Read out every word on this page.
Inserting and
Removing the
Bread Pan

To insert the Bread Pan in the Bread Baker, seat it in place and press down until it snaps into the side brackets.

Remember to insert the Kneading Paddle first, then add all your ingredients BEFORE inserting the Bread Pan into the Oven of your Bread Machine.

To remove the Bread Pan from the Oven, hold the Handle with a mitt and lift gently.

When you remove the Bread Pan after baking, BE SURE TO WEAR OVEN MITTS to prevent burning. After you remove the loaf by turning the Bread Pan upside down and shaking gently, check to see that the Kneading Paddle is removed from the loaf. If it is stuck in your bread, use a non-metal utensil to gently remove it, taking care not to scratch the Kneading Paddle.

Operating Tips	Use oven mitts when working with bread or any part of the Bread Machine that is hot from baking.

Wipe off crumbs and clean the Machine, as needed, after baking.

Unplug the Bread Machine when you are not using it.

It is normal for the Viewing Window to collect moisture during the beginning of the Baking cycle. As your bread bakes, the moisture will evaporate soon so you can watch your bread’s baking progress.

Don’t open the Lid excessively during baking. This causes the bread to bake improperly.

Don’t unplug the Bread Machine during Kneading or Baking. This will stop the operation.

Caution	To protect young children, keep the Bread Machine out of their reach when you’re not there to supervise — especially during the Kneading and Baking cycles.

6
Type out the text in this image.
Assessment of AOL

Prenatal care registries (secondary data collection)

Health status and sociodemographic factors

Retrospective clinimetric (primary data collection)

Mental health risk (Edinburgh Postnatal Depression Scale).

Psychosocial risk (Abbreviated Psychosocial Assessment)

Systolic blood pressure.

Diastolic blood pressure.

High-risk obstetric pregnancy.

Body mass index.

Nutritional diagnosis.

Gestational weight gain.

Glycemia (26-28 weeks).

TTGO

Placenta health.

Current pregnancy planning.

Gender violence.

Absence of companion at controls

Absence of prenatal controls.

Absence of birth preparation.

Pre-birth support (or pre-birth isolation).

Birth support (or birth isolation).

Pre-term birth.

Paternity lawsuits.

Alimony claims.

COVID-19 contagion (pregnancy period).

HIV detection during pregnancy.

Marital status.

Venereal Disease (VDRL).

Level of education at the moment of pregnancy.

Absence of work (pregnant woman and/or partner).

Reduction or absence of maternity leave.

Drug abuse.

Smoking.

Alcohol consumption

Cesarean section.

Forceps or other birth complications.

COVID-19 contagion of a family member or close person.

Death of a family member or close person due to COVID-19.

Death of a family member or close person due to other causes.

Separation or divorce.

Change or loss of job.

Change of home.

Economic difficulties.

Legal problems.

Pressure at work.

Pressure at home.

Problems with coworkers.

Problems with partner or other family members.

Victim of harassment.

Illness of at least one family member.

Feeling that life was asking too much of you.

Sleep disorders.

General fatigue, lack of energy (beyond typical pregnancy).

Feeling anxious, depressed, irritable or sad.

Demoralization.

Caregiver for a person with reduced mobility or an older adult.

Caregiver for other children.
- - - - - - -
DESCRIPTION OF THE TASK: Return every entry exactly as given.

SOLUTION:
Read out every word on this page.
Inserting and
Removing the
Bread Pan

To insert the Bread Pan in the Bread Baker, seat it in place and press down until it snaps into the side brackets.

Remember to insert the Kneading Paddle first, then add all your ingredients BEFORE inserting the Bread Pan into the Oven of your Bread Machine.

To remove the Bread Pan from the Oven, hold the Handle with a mitt and lift gently.

When you remove the Bread Pan after baking, BE SURE TO WEAR OVEN MITTS to prevent burning. After you remove the loaf by turning the Bread Pan upside down and shaking gently, check to see that the Kneading Paddle is removed from the loaf. If it is stuck in your bread, use a non-metal utensil to gently remove it, taking care not to scratch the Kneading Paddle.

Operating Tips	Use oven mitts when working with bread or any part of the Bread Machine that is hot from baking.

Wipe off crumbs and clean the Machine, as needed, after baking.

Unplug the Bread Machine when you are not using it.

It is normal for the Viewing Window to collect moisture during the beginning of the Baking cycle. As your bread bakes, the moisture will evaporate soon so you can watch your bread’s baking progress.

Don’t open the Lid excessively during baking. This causes the bread to bake improperly.

Don’t unplug the Bread Machine during Kneading or Baking. This will stop the operation.

Caution	To protect young children, keep the Bread Machine out of their reach when you’re not there to supervise — especially during the Kneading and Baking cycles.

6
Type out the text in this image.
Assessment of AOL

Prenatal care registries (secondary data collection)

Health status and sociodemographic factors

Retrospective clinimetric (primary data collection)

Mental health risk (Edinburgh Postnatal Depression Scale).

Psychosocial risk (Abbreviated Psychosocial Assessment)

Systolic blood pressure.

Diastolic blood pressure.

High-risk obstetric pregnancy.

Body mass index.

Nutritional diagnosis.

Gestational weight gain.

Glycemia (26-28 weeks).

TTGO

Placenta health.

Current pregnancy planning.

Gender violence.

Absence of companion at controls

Absence of prenatal controls.

Absence of birth preparation.

Pre-birth support (or pre-birth isolation).

Birth support (or birth isolation).

Pre-term birth.

Paternity lawsuits.

Alimony claims.

COVID-19 contagion (pregnancy period).

HIV detection during pregnancy.

Marital status.

Venereal Disease (VDRL).

Level of education at the moment of pregnancy.

Absence of work (pregnant woman and/or partner).

Reduction or absence of maternity leave.

Drug abuse.

Smoking.

Alcohol consumption

Cesarean section.

Forceps or other birth complications.

COVID-19 contagion of a family member or close person.

Death of a family member or close person due to COVID-19.

Death of a family member or close person due to other causes.

Separation or divorce.

Change or loss of job.

Change of home.

Economic difficulties.

Legal problems.

Pressure at work.

Pressure at home.

Problems with coworkers.

Problems with partner or other family members.

Victim of harassment.

Illness of at least one family member.

Feeling that life was asking too much of you.

Sleep disorders.

General fatigue, lack of energy (beyond typical pregnancy).

Feeling anxious, depressed, irritable or sad.

Demoralization.

Caregiver for a person with reduced mobility or an older adult.

Caregiver for other children.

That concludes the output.